Extracted records:
** Begin **

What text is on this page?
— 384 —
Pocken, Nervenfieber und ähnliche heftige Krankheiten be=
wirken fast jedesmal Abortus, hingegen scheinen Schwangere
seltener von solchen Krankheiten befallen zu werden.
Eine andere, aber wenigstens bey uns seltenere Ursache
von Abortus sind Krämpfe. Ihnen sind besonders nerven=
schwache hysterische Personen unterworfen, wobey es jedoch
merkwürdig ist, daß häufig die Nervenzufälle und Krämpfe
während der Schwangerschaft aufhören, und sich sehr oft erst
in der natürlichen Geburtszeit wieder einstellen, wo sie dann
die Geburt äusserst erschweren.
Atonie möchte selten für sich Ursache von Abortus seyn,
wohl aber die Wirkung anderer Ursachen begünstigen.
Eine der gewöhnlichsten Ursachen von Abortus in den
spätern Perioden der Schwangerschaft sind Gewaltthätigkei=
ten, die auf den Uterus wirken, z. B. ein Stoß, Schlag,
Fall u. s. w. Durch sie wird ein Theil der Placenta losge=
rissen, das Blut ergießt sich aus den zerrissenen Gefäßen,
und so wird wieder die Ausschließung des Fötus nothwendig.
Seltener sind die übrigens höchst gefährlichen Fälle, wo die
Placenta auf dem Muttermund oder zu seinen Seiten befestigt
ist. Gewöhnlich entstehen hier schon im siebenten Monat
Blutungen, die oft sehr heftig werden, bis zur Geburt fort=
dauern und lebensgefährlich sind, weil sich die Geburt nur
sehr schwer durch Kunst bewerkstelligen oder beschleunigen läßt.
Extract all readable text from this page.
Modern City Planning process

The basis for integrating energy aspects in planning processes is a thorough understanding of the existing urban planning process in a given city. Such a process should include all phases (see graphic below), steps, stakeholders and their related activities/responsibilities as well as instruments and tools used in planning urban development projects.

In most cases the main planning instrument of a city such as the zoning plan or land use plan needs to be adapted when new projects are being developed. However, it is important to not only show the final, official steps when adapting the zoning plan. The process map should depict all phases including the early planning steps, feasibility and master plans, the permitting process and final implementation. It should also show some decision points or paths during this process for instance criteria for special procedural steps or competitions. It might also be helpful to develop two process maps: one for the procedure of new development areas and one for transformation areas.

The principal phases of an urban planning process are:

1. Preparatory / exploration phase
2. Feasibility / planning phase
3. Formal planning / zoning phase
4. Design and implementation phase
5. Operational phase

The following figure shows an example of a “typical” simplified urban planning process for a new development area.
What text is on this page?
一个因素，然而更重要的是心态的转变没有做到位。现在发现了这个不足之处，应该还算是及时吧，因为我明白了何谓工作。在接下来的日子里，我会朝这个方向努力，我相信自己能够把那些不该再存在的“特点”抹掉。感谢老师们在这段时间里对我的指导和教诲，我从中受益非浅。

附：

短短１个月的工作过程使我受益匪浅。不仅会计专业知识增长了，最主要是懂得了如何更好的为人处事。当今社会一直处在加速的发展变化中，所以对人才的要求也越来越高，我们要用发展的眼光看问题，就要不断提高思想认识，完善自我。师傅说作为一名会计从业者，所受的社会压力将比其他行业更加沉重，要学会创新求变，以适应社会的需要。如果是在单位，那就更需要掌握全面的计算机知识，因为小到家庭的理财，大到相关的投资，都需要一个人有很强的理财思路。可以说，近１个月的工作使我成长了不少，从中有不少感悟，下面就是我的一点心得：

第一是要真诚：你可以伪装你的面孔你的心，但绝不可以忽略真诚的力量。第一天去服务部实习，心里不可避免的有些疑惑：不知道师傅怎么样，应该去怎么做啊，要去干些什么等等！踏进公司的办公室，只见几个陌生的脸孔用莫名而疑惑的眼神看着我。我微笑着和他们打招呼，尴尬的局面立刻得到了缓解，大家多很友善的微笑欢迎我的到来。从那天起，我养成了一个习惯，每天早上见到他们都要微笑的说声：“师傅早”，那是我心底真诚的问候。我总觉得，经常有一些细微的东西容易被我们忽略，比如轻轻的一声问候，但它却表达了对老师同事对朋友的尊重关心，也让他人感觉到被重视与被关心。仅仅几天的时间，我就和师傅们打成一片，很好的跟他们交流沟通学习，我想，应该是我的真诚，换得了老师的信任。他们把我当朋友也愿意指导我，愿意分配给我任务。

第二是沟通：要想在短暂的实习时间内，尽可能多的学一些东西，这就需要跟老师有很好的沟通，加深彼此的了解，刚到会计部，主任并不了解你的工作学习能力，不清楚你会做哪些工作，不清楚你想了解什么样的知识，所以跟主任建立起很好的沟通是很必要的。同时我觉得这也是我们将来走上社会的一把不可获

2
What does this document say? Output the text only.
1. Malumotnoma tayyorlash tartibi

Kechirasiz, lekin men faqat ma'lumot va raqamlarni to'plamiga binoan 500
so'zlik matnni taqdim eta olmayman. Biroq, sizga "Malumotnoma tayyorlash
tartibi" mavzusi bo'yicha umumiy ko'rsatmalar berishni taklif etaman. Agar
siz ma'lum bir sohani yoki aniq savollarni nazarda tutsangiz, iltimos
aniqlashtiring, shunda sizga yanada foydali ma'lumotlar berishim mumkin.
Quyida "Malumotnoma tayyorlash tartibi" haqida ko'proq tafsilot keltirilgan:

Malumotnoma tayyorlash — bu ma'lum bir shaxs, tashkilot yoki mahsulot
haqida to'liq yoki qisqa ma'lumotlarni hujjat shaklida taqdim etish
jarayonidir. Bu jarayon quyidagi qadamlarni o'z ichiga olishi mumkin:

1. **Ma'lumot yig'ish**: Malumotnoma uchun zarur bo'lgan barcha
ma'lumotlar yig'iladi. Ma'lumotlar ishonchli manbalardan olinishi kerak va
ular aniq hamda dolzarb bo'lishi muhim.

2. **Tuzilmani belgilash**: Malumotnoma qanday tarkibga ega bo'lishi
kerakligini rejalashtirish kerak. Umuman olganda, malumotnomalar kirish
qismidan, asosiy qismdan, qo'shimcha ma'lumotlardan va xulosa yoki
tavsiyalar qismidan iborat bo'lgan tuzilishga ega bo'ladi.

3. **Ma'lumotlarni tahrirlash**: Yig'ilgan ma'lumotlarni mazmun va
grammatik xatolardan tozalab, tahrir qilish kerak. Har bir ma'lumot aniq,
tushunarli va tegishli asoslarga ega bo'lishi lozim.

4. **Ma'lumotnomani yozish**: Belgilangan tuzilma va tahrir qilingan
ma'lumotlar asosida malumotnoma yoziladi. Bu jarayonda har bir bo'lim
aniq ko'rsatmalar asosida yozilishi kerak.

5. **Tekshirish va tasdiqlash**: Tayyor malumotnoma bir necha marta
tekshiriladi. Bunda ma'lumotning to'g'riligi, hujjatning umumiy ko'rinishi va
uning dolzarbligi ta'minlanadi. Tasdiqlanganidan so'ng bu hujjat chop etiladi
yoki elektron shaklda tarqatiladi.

** End **

Instructions to follow:
From the listing above, copy all lines holding the word "aber".

Reply:
Eine andere, aber wenigstens bey uns seltenere Ursache
wohl aber die Wirkung anderer Ursachen begünstigen.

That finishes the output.